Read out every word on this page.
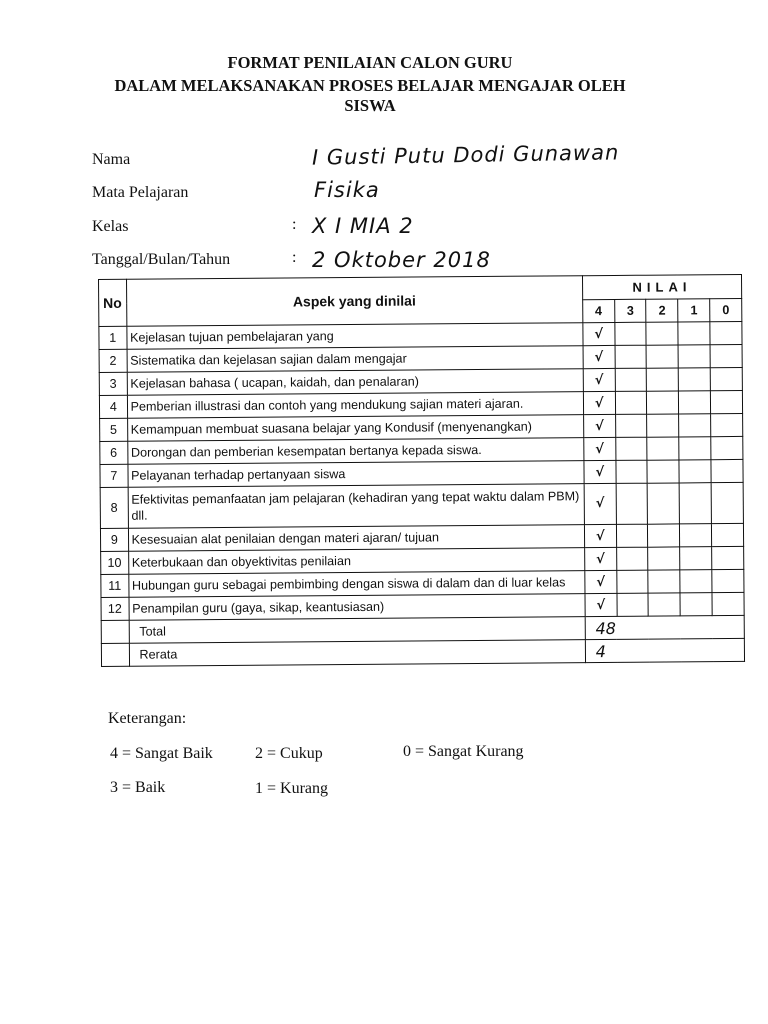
FORMAT PENILAIAN CALON GURU
DALAM MELAKSANAKAN PROSES BELAJAR MENGAJAR OLEH
SISWA
Nama	I Gusti Putu Dodi Gunawan
Mata Pelajaran	Fisika
Kelas	: X I MIA 2
Tanggal/Bulan/Tahun	: 2 Oktober 2018
No	Aspek yang dinilai	NILAI				
		4	3	2	1	0
1	Kejelasan tujuan pembelajaran yang	√				
2	Sistematika dan kejelasan sajian dalam mengajar	√				
3	Kejelasan bahasa ( ucapan, kaidah, dan penalaran)	√				
4	Pemberian illustrasi dan contoh yang mendukung sajian materi ajaran.	√				
5	Kemampuan membuat suasana belajar yang Kondusif (menyenangkan)	√				
6	Dorongan dan pemberian kesempatan bertanya kepada siswa.	√				
7	Pelayanan terhadap pertanyaan siswa	√				
8	Efektivitas pemanfaatan jam pelajaran (kehadiran yang tepat waktu dalam PBM) dll.	√				
9	Kesesuaian alat penilaian dengan materi ajaran/ tujuan	√				
10	Keterbukaan dan obyektivitas penilaian	√				
11	Hubungan guru sebagai pembimbing dengan siswa di dalam dan di luar kelas	√				
12	Penampilan guru (gaya, sikap, keantusiasan)	√				
	Total	48				
	Rerata	4				
Keterangan:
4 = Sangat Baik	2 = Cukup	0 = Sangat Kurang
3 = Baik	1 = Kurang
——
### Given instruction
In the records above, locate every line with the string "tujuan" and copy it.

### Output below
1	Kejelasan tujuan pembelajaran yang	√				
9	Kesesuaian alat penilaian dengan materi ajaran/ tujuan	√				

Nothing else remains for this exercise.